Region boundary data:

--

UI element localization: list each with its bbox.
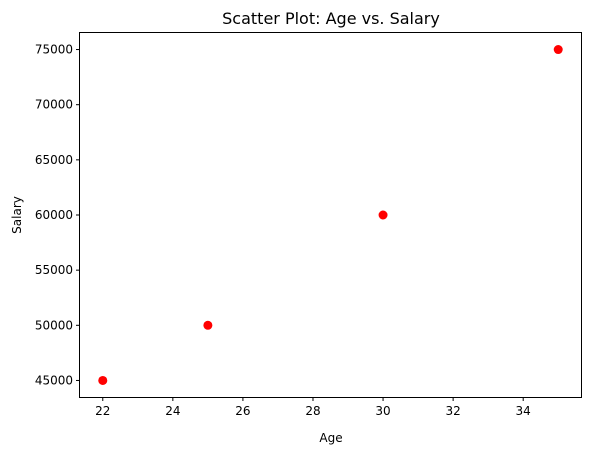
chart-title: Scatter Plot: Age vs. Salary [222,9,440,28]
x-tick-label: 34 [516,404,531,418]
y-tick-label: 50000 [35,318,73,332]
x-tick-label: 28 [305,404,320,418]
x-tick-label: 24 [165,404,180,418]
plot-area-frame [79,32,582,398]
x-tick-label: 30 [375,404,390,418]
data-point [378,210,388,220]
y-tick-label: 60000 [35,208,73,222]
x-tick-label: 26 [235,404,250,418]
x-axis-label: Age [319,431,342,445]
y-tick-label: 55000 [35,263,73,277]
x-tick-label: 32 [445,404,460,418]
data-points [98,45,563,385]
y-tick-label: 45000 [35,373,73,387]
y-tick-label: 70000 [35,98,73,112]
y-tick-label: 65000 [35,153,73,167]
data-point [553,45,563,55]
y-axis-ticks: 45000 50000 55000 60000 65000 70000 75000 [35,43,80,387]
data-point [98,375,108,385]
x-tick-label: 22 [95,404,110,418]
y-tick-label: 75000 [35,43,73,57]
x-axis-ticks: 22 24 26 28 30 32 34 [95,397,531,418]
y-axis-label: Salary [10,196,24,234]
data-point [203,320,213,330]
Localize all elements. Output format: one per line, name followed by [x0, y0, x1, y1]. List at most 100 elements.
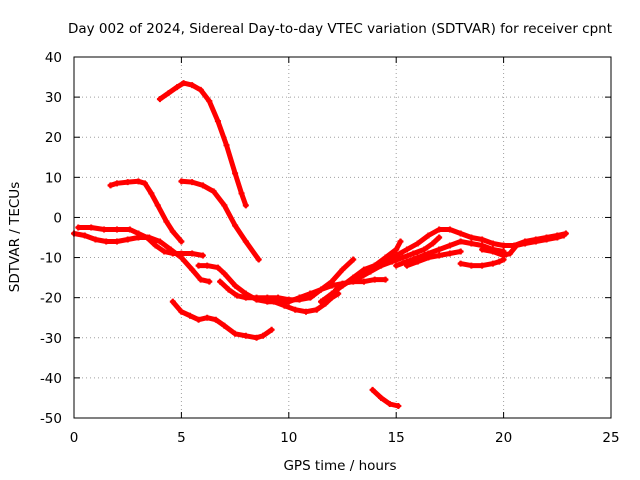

--

### Task
Arrange everything from the start of the material down to the line containing "x-tick-label: 30 [375,404,390,418]" as a two-column CSV with the headers instruction and response. Give one row per instruction paired with its response, put each value in a single quoted field with line breaks turned into spaces, and leave the pictures out.

### Complete answer
instruction,response
"UI element localization: list each with its bbox.","chart-title: Scatter Plot: Age vs. Salary [222,9,440,28] x-tick-label: 34 [516,404,531,418] y-tick-label: 50000 [35,318,73,332] x-tick-label: 28 [305,404,320,418] x-tick-label: 24 [165,404,180,418] plot-area-frame [79,32,582,398] x-tick-label: 30 [375,404,390,418]"